» GIVEN EXERCISE: All entries must be extracted exactly, with nothing added or dropped.

[Records from a data source]
★ ★ ★ ★

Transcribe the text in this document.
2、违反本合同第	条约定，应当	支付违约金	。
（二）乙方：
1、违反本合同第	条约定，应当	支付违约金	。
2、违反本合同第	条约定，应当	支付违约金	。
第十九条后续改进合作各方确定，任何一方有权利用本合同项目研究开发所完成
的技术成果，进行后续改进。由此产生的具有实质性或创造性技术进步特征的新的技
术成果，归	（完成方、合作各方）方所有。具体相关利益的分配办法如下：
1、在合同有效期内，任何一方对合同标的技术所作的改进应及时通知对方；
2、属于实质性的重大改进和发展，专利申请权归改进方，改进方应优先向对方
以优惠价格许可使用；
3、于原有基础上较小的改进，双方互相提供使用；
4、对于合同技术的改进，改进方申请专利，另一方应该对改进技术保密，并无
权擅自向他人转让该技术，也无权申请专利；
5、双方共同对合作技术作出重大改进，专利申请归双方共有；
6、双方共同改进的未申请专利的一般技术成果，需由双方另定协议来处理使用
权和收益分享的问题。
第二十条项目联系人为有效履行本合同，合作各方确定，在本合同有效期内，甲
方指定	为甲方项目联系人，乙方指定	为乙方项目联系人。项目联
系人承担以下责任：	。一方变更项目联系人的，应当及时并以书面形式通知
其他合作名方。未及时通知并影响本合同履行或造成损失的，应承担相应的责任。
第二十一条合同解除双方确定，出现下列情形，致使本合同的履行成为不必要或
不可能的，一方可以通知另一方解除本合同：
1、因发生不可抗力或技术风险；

★ ★ ★ ★

» RESULT OF THE TASK:
Transcribe the text in this document.
2、违反本合同第	条约定，应当	支付违约金	。
（二）乙方：
1、违反本合同第	条约定，应当	支付违约金	。
2、违反本合同第	条约定，应当	支付违约金	。
第十九条后续改进合作各方确定，任何一方有权利用本合同项目研究开发所完成
的技术成果，进行后续改进。由此产生的具有实质性或创造性技术进步特征的新的技
术成果，归	（完成方、合作各方）方所有。具体相关利益的分配办法如下：
1、在合同有效期内，任何一方对合同标的技术所作的改进应及时通知对方；
2、属于实质性的重大改进和发展，专利申请权归改进方，改进方应优先向对方
以优惠价格许可使用；
3、于原有基础上较小的改进，双方互相提供使用；
4、对于合同技术的改进，改进方申请专利，另一方应该对改进技术保密，并无
权擅自向他人转让该技术，也无权申请专利；
5、双方共同对合作技术作出重大改进，专利申请归双方共有；
6、双方共同改进的未申请专利的一般技术成果，需由双方另定协议来处理使用
权和收益分享的问题。
第二十条项目联系人为有效履行本合同，合作各方确定，在本合同有效期内，甲
方指定	为甲方项目联系人，乙方指定	为乙方项目联系人。项目联
系人承担以下责任：	。一方变更项目联系人的，应当及时并以书面形式通知
其他合作名方。未及时通知并影响本合同履行或造成损失的，应承担相应的责任。
第二十一条合同解除双方确定，出现下列情形，致使本合同的履行成为不必要或
不可能的，一方可以通知另一方解除本合同：
1、因发生不可抗力或技术风险；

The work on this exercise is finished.